↓↓↓
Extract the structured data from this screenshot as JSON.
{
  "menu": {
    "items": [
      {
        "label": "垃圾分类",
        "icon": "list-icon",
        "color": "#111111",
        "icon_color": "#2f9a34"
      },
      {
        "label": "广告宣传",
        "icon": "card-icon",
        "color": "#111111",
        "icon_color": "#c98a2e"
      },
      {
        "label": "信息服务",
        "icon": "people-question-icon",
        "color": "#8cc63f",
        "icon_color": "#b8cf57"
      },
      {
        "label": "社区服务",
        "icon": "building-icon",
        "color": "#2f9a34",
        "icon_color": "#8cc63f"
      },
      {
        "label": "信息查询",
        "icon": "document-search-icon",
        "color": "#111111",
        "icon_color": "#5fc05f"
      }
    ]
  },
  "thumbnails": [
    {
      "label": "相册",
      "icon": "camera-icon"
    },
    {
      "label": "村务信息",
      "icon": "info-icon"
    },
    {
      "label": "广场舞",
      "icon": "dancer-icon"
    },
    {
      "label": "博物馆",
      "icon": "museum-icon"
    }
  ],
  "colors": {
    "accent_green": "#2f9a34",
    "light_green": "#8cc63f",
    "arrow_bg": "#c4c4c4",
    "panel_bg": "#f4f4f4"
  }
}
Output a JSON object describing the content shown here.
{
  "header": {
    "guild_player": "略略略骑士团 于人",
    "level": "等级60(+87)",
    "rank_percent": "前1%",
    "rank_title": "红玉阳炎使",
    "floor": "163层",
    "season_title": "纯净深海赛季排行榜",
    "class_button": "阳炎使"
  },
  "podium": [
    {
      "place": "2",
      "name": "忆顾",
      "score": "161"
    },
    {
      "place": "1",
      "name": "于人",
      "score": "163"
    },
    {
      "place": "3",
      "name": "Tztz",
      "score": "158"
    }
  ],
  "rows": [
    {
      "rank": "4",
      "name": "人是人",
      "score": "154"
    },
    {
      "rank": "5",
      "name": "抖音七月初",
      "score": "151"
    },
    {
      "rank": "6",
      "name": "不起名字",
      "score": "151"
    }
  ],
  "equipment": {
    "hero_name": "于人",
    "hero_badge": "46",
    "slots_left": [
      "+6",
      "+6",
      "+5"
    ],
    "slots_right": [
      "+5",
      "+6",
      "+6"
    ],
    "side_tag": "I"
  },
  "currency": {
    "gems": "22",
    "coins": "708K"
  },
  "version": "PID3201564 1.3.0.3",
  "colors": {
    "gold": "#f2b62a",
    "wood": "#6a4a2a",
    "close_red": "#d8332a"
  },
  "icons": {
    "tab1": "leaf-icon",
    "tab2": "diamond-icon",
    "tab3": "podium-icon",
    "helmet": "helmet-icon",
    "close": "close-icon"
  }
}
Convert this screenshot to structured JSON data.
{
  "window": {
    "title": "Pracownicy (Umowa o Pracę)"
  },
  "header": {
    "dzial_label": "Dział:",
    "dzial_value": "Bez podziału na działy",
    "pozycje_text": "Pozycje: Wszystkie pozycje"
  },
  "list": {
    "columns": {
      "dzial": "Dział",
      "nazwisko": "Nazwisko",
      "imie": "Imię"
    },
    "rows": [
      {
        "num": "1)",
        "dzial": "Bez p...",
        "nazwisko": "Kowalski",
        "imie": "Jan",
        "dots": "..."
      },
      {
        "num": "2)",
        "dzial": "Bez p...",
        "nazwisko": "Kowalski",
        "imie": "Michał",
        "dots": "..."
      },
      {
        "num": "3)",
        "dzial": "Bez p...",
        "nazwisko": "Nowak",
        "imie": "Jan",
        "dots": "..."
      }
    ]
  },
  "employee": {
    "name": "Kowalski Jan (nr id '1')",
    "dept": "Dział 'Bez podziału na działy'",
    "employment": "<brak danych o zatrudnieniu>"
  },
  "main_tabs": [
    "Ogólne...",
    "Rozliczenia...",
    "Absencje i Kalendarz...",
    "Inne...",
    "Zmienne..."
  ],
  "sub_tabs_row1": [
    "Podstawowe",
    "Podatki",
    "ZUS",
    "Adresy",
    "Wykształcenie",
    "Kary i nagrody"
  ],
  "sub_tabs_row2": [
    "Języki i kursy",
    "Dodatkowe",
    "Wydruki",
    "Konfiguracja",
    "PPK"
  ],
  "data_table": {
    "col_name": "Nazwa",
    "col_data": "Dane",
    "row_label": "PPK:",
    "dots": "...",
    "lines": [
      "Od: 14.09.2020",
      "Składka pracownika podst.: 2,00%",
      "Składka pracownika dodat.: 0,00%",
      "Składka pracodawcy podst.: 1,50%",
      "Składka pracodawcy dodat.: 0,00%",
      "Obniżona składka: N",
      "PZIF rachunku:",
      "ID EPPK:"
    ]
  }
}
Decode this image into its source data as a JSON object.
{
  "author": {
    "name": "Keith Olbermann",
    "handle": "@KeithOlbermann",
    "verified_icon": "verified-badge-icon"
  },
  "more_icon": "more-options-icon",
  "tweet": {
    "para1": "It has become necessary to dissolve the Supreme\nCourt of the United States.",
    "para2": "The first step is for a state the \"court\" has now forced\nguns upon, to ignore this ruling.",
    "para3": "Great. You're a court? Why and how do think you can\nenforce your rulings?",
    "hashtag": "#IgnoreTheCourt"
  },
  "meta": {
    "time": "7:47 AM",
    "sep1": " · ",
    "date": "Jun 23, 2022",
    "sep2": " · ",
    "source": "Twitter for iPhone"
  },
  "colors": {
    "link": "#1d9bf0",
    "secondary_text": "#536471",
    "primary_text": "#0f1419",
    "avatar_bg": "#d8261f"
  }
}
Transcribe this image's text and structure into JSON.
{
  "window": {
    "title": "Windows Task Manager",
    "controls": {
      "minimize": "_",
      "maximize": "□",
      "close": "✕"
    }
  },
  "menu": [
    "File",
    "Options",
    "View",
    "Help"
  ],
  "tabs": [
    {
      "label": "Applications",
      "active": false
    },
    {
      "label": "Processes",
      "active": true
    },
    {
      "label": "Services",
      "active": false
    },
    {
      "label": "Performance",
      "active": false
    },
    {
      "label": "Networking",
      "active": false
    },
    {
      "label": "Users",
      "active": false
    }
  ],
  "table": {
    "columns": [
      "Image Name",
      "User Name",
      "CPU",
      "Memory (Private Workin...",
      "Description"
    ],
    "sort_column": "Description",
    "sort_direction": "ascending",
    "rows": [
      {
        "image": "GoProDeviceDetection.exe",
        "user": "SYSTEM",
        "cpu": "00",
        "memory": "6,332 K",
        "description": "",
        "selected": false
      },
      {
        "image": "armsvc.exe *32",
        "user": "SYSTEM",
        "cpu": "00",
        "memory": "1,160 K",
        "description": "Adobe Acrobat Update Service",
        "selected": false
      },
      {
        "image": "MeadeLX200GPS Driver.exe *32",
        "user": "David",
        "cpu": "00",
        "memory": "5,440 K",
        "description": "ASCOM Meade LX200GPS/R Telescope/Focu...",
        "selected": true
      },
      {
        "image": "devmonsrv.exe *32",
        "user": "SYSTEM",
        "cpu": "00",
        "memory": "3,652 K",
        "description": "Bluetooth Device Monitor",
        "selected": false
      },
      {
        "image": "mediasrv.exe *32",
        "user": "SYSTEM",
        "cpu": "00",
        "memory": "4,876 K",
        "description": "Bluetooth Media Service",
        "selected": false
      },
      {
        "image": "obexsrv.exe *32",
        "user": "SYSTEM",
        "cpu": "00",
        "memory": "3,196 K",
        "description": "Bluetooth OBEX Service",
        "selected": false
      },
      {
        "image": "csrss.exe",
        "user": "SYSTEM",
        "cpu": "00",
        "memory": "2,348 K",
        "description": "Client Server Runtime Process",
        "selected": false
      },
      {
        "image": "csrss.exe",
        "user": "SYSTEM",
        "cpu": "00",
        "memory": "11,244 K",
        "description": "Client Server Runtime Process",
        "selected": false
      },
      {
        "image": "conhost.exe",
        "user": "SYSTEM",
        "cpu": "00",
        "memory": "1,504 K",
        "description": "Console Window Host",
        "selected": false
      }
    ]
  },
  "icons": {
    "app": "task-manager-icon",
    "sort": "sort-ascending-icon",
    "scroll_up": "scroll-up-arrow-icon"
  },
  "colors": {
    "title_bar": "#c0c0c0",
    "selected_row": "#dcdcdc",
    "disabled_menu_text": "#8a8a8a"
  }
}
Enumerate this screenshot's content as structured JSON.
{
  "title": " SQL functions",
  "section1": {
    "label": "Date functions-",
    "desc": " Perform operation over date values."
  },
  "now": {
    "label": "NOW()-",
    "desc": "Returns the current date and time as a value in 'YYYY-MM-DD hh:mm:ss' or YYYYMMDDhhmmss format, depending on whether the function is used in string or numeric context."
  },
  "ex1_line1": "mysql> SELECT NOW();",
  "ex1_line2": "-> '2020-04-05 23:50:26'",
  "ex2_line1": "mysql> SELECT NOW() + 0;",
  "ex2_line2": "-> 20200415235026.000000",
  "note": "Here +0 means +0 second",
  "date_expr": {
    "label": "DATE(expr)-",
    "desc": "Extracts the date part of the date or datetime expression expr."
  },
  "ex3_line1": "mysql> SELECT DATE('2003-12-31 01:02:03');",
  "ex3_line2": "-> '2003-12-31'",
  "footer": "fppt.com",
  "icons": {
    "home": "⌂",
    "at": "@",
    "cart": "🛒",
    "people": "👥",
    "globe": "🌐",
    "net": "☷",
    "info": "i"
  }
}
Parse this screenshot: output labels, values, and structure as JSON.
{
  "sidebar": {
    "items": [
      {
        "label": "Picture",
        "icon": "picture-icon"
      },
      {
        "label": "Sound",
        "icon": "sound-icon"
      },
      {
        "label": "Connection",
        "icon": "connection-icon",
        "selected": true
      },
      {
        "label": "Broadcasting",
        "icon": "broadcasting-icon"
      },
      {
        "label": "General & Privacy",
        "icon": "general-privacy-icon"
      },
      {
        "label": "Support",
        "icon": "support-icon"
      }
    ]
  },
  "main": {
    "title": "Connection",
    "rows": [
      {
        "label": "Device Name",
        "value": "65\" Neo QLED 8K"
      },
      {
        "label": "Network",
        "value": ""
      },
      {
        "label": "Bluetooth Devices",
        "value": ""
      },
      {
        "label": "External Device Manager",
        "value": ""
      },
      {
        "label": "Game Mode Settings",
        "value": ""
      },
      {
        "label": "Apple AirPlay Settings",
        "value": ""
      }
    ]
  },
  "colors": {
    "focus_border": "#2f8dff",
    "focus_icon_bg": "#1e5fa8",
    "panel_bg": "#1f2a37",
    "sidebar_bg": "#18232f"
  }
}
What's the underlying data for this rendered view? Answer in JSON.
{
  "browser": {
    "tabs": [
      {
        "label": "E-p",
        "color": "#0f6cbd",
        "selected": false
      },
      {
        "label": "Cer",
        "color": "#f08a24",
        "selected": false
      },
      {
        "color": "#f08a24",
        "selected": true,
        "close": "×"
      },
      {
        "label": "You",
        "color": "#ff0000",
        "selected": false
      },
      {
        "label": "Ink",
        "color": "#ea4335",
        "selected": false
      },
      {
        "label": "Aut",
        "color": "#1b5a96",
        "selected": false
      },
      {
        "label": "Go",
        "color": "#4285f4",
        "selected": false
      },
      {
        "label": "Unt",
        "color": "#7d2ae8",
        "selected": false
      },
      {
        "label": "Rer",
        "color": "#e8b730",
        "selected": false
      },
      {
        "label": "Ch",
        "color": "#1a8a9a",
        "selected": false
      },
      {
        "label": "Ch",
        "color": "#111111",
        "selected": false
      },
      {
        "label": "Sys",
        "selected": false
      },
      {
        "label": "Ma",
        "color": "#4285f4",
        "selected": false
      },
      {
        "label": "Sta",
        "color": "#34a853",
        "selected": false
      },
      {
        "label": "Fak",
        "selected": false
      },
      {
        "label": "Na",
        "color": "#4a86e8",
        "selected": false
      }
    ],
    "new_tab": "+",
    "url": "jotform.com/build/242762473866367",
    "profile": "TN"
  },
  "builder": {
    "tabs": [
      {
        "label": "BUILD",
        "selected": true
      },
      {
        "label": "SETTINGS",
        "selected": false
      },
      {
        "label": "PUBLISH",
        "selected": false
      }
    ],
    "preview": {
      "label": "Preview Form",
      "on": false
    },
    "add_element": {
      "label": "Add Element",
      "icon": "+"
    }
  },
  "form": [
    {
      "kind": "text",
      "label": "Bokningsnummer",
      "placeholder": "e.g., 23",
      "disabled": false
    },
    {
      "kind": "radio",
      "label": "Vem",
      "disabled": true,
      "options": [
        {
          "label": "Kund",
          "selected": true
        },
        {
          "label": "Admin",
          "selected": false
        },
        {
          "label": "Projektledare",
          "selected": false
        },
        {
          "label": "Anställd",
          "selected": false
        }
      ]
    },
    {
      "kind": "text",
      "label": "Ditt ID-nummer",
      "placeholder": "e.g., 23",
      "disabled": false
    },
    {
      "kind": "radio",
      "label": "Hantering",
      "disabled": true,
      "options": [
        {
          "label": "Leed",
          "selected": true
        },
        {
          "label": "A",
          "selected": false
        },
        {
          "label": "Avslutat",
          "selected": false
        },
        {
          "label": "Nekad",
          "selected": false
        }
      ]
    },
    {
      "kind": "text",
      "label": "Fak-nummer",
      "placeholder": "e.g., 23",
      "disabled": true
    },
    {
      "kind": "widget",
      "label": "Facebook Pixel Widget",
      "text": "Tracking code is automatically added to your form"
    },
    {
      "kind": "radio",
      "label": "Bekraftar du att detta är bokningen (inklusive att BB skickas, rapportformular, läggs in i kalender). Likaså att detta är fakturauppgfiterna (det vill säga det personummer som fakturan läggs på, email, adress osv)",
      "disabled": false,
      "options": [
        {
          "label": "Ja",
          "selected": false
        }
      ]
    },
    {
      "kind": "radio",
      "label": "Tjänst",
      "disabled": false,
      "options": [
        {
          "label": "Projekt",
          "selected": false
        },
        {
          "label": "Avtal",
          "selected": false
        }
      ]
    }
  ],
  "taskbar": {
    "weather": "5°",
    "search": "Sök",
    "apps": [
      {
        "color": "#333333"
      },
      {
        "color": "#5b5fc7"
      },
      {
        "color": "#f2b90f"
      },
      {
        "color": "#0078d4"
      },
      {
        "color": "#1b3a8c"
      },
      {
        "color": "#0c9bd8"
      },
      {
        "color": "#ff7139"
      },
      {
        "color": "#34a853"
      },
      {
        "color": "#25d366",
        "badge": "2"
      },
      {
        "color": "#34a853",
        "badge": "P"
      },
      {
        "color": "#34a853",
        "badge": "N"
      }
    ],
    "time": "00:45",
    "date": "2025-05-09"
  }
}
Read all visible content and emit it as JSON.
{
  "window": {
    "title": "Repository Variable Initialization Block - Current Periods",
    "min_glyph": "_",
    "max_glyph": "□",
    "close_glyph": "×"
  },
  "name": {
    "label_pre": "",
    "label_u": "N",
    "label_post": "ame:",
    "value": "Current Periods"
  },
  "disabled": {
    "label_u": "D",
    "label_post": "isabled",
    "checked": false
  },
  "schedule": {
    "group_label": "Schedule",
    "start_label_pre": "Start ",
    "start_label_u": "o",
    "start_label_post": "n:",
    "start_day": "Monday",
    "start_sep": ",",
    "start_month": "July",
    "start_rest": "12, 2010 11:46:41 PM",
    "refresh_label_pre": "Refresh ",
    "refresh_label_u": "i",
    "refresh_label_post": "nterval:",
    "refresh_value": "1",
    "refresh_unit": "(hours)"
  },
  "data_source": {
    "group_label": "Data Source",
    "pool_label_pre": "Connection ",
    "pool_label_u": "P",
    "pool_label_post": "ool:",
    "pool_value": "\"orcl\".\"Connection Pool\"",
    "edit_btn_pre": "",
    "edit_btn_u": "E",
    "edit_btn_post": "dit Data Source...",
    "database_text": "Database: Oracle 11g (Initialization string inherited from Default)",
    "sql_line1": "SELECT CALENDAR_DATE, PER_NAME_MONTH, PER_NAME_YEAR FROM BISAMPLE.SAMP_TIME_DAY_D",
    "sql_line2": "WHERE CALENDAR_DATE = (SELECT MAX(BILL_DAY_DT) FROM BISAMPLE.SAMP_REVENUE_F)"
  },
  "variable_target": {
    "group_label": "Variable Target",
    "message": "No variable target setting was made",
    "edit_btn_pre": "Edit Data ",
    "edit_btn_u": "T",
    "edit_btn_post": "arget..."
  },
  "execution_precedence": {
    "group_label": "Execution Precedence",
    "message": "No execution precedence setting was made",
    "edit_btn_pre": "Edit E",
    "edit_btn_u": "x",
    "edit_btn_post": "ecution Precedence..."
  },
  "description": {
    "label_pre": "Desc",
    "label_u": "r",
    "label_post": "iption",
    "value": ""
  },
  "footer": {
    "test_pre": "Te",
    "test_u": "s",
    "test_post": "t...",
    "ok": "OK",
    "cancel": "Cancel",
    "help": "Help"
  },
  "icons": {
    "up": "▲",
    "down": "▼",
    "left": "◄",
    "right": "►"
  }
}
↑↑↑
■ WRITTEN REQUEST: Find the lines with the string "made" and reproduce them.

■ RESPONSE:
    "message": "No variable target setting was made",
    "message": "No execution precedence setting was made",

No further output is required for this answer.